» What the exercise asks
Reply with the count of lines holding "JSON", nothing more.

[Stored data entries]
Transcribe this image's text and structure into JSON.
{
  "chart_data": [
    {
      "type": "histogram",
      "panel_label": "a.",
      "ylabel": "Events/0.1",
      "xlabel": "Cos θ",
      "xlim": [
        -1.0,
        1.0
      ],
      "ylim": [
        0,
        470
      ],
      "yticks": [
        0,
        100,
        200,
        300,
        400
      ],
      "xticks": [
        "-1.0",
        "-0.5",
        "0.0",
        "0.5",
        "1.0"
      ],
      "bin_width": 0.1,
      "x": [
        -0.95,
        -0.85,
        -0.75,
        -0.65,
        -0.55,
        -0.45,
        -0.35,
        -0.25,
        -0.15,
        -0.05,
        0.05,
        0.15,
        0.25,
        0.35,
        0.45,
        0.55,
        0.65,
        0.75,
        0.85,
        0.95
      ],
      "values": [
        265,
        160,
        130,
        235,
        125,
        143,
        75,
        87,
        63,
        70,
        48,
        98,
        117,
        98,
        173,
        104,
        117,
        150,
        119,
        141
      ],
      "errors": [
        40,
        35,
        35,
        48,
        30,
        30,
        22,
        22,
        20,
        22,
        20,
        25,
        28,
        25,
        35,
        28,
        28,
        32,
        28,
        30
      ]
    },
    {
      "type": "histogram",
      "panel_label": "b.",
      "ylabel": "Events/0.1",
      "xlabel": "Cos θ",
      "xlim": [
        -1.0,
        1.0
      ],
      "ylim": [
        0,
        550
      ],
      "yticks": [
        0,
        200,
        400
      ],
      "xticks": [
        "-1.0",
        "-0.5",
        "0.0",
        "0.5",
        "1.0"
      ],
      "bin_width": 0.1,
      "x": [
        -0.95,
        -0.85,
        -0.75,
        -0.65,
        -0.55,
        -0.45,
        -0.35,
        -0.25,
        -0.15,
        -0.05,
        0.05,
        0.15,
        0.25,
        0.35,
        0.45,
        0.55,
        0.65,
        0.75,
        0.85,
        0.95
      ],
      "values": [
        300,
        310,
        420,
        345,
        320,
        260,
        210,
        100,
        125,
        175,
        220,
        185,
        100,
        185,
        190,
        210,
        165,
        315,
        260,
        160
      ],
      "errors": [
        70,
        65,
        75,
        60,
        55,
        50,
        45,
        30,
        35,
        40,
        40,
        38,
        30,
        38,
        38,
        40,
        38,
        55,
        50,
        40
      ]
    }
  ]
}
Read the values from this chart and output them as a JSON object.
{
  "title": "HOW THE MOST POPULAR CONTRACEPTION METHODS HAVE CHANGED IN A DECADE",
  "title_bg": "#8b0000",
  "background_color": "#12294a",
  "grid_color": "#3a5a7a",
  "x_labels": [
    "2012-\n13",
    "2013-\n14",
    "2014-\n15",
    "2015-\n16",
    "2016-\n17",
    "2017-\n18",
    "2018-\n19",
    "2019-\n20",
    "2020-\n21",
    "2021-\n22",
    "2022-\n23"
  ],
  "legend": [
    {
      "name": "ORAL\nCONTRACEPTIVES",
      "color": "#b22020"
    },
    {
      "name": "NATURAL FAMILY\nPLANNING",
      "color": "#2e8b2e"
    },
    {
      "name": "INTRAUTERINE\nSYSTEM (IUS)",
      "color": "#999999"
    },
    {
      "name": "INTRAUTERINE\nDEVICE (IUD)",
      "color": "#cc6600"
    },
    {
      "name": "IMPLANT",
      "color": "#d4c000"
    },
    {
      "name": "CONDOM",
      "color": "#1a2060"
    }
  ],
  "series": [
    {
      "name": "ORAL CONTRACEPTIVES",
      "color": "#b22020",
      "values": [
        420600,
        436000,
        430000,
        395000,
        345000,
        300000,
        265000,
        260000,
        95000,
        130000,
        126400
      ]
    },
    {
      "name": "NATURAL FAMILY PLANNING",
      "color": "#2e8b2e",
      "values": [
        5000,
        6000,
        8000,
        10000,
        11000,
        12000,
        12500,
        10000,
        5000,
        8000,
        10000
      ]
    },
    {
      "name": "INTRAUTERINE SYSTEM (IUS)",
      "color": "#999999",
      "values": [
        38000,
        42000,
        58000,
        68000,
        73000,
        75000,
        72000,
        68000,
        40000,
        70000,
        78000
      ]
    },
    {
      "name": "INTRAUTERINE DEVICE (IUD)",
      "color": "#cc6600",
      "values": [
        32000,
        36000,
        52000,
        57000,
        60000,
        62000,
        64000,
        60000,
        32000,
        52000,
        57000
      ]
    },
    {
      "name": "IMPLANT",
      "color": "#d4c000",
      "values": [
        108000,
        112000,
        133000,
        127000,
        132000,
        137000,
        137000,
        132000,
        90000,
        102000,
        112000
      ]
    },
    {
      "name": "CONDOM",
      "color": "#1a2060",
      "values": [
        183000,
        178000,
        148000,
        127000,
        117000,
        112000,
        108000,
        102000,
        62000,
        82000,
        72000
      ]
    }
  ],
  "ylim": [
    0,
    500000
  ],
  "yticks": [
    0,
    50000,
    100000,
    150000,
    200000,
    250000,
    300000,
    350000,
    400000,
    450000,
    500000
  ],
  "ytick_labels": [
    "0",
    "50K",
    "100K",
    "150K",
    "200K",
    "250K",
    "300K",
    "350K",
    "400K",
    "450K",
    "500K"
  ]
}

» Exercise solution
2